Go through the material below and count the lines with the string "plot"; the number is the whole answer.

# Start of Data entries

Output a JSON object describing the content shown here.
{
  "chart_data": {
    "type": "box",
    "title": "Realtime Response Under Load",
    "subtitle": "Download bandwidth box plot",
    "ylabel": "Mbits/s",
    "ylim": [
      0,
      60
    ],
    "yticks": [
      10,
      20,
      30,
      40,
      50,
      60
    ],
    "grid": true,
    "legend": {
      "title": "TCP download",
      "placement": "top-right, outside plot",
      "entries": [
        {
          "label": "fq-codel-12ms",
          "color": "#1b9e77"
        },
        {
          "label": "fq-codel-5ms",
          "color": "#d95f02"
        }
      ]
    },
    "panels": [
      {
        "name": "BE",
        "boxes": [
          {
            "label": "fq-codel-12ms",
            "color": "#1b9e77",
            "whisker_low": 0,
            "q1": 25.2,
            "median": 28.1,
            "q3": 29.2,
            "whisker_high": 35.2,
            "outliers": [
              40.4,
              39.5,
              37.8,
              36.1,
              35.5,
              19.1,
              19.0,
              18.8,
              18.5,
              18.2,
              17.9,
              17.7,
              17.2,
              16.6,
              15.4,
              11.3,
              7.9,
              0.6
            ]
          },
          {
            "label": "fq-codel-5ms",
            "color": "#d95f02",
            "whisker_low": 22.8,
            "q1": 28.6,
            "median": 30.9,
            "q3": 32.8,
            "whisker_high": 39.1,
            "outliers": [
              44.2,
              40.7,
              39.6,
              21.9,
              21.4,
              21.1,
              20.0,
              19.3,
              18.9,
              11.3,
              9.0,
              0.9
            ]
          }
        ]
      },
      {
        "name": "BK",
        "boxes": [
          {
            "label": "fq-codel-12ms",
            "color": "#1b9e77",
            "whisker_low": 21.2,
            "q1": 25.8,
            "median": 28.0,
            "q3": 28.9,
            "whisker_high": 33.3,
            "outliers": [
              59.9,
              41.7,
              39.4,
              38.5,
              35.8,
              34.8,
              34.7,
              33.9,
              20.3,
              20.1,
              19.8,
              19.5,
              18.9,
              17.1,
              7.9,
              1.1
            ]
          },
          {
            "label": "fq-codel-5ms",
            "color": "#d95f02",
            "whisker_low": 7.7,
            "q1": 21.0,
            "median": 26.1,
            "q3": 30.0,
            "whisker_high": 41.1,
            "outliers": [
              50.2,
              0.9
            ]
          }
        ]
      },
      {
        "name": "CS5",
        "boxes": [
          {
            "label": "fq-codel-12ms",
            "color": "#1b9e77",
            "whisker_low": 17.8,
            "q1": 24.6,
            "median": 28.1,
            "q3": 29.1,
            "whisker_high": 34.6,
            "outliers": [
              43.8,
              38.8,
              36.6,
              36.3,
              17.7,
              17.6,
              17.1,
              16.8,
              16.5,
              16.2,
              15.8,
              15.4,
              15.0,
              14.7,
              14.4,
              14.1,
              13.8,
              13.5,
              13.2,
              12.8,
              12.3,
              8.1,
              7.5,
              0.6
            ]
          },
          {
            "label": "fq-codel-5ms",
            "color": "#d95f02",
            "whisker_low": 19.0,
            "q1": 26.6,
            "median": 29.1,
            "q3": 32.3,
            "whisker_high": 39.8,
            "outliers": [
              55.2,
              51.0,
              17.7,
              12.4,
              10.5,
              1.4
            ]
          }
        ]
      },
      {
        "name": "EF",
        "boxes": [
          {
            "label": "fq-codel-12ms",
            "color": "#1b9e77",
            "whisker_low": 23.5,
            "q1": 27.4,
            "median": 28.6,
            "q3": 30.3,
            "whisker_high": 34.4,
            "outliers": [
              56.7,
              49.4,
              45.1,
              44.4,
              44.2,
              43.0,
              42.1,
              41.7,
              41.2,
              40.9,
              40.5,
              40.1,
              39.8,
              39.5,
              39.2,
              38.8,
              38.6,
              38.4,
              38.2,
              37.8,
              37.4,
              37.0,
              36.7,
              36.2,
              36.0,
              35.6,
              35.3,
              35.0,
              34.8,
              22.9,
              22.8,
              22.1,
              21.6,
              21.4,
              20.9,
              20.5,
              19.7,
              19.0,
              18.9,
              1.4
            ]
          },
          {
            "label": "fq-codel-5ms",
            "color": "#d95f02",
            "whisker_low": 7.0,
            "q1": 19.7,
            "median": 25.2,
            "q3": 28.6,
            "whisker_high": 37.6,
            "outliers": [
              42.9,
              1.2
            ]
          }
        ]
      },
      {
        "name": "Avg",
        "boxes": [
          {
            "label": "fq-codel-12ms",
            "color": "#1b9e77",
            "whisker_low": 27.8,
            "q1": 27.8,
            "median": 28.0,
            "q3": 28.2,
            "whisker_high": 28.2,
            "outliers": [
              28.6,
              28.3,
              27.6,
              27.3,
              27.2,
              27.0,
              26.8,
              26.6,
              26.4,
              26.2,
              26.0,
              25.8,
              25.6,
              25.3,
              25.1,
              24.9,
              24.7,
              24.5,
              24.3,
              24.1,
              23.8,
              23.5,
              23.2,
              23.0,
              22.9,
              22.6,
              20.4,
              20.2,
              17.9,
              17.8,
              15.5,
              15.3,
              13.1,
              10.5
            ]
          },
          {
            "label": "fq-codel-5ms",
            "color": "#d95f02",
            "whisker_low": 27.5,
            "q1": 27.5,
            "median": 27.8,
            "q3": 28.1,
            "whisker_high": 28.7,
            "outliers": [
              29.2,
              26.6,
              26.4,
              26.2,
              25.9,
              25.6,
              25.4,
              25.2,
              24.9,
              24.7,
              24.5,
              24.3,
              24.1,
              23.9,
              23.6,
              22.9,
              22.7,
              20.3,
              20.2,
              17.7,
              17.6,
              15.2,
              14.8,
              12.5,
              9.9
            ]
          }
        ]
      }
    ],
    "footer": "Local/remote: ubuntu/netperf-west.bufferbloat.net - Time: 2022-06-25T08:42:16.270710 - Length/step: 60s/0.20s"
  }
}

# End of Data entries

In response:
2